## ACTIVITÉ
Répondez à ces questions sur le texte consacré aux appellations de l'Orient :
(a) En fonction de quoi ces appellations qualifiaient-elles l'Orient ?
(b) Qui a employé pour la première fois la notion de Moyen-Orient ?
(c) Sous quel gouvernement le Grand Moyen-Orient a-t-il vu le jour ?

## EXTRAIT DU TEXTE
---

Proche-Orient, Moyen-Orient, Extrême-Orient… Ces appellations ne seraient-elles pas désuètes? Relevant d’une logique géopolitique dépassée, elles ne qualifiaient l’Orient qu’en fonction de la distance qui le séparait de l’Europe. Une consonance servant à délimiter l’influence occidentale dans la région n’a pas sa raison d’être aujourd’hui… du moins géographiquement!
La notion de Moyen-Orient, qui vient de l’anglais «Middle East», a été employée pour la première fois par le stratège naval américain Alfred T. Mahan, au début du XXe siècle. Depuis, essayistes, historiens, politiques n’ont cessé de lui donner des définitions égocentriques, faisant fi des limites, englobant des pays, retranchant d’autres, en se basant sur une carte virtuelle à géométrie variable. Ceci, quand les visiteurs eux-mêmes ne se gênaient pas à découper nos terres sur mesure, à la pointure de leurs bottes…
Ne serait-il pas temps de repenser ces dénominations moyenâgeuses, qui parlent tantôt d’un Orient proche, pour dire le conflit israélo-palestinien, tantôt d’un Orient moyen – comme une note moyenne, un modèle, un coût? – quand il s’agit de convoiter les richesses pétrolières du Golfe? Quoi que plus tard le Grand Moyen-Orient (The Greater Middle East) verra le jour au temps du gouvernement de George W. Bush, qui, lui, aspirait encore plus grand!
Que les Occidentaux nous classifient proches, un peu, beaucoup ou à l’extrême, on comprend leur perception, mais nous, pourquoi continuons nous à négocier «la paix au Proche-Orient» alors que nous nous trouvons dans l’œil du cyclone? Pourquoi parlons-nous toujours du Moyen-Orient alors que lesdits pays sont à nos portes ou de l’Extrême-Orient, quand la Chine est presque une voisine?

---

(Entrées de données enregistrées)
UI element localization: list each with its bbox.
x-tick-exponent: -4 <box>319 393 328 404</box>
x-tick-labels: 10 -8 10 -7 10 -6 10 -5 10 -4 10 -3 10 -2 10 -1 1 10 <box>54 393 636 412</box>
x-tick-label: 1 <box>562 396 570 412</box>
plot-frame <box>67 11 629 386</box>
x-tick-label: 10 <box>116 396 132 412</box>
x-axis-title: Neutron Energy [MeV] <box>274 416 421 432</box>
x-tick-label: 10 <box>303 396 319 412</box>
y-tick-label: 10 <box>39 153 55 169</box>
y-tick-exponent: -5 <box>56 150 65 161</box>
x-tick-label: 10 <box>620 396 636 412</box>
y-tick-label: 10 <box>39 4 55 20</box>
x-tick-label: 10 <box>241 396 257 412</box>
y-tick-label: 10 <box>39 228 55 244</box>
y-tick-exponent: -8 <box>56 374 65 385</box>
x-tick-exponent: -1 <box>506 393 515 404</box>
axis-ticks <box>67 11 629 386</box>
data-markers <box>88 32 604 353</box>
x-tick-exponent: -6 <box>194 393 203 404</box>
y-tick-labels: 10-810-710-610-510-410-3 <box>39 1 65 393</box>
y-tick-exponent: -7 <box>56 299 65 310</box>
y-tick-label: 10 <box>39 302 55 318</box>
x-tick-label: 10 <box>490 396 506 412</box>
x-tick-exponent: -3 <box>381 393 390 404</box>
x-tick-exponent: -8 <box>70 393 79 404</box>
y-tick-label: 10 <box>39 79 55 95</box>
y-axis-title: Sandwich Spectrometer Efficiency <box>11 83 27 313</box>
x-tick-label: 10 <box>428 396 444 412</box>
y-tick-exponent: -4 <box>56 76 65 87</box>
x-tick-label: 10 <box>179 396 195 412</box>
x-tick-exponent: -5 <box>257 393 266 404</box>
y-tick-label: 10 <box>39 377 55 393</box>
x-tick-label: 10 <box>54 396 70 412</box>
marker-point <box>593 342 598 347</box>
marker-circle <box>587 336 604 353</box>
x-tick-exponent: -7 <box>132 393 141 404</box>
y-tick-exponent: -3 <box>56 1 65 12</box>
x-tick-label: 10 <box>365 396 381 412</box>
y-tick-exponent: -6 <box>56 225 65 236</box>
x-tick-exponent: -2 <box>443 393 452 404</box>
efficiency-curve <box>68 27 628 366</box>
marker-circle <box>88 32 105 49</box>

---

## RÉPONSE
(a) En fonction de la distance qui le séparait de l'Europe.
(b) Le stratège naval américain Alfred T. Mahan, au début du XXe siècle.
(c) Sous le gouvernement de George W. Bush.